EXERCISE INSTRUCTIONS –
#1 Can you sum up the software review in two sentences?
#2 Would you extend the software review from where it stops?

GIVEN TEXT –
Other MPEG tools in the bundle include VIDEO Clip MPEG-2 - a simple trimming and editing program, allowing unwanted tops and tails to be cut from captured MPEGs and also providing a means for files to be joined together as long sequences. Another program, VOBtoMPEG, splits DVD VOB files into their component video and audio elements, while DVD Maker creates simple disk images from video and audio files. However, these must be burned to DVD with another program such as VOB Instant CD/DVD (not supplied).
Last in the impressive DCM+ software armoury is Roxio's VideoPack 5.1. The latest update sees some genuine improvements over VideoPack 5 (see Reviews, issue 87, p197). For a start, the program now runs properly under Windows XP and supports DVD+RW drives. Creation of chapter points has been simplified, although there's still no real-time video playback when setting such markers. Also, users have the ability to switch between VCD, SVCD and DVD standards at any stage of the authoring process. As before, menus can be static or animated, and full control is provided over the structure and sequence of video and slide show elements within the project.
It's not a professional tool, however, as there's no DLT output and no support for additional video angles, audio tracks or subtitle streams. The program is still awkward to use and ultimately quite limited considering its market positioning. Ulead's DVD Workshop would have been a more sensible choice, as it does much the same as VideoPack, but has a far friendlier interface and excellent menu design tools.

Page layout parsing lines:
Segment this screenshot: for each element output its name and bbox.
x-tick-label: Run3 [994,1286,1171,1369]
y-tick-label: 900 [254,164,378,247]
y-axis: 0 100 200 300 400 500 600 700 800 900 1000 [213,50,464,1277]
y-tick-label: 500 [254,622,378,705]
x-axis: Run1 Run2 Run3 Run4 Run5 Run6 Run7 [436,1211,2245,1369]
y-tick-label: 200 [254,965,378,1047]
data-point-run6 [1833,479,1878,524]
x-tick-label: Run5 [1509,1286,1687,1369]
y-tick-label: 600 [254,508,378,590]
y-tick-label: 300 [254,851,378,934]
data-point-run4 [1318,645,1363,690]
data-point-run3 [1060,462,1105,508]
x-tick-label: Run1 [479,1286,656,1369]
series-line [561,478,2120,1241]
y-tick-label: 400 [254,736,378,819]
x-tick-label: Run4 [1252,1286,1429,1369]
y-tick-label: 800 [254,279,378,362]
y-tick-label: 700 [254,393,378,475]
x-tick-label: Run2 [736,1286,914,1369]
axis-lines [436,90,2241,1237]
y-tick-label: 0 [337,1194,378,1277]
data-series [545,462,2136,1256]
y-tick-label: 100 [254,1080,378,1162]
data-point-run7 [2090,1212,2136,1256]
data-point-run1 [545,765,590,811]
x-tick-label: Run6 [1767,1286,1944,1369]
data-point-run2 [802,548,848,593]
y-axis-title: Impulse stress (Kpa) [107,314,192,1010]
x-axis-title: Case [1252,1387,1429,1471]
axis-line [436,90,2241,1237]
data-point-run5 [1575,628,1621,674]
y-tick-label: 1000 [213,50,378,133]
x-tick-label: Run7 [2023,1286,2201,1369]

TASK-BY-TASK OUTPUTS –
#1 The bundle's MPEG tools include VIDEO Clip MPEG-2 for trimming and joining captured MPEGs, VOBtoMPEG for splitting DVD VOB files into video and audio, and DVD Maker for creating disk images that must be burned with another program. Roxio's VideoPack 5.1 improves on VideoPack 5 with proper Windows XP support, DVD+RW support, simpler chapter creation and switching between VCD, SVCD and DVD standards, but it lacks professional features such as DLT output, remains awkward and limited, and Ulead's DVD Workshop would have been a more sensible choice.

#2
In all, DCM+ provides an excellent suite of tools for the price, the most important of which being analog capture to MPEG formats. Support for AC-3 audio in elemental streams is excellent - and rare at this price level - and while capture quality was good, it wasn't as clean as we'd like. The bundle's DV and software-only encoding solutions are welcome, and the range of small MPEG-handling applications is comprehensive and well thought out. My only gripe is with the choice of VideoPack 5.1 for DVD authoring - it's still a poorly designed program and far from being the only choice for OEM deals at this level.
Overall, DCM+ works well, but might not give the best value or performance. Before buying, I suggest looking at Canopus' MVR1000 or Pinnacle's older and slightly pricier DC1000.
By Peter Wells
SPECIFICATIONS:
S-Video input and output, adaptors for composite video, 3.5mm jack for stereo audio in/out, OHCI IEEE-1394 card supplied for encoding from DV, creation of VCD-, XVCD-, SVCD- and DVD-compliant MPEG files, AC-3 audio capture, demuxers and editors, Roxio VideoPack 5.1, Vitec DVD Tools suite featuring MPEG encoders. requirements Pentium/III 500, 128Mb of RAM, AGP graphics, DVD burner, Windows 98 SE, ME, 2000 or XP.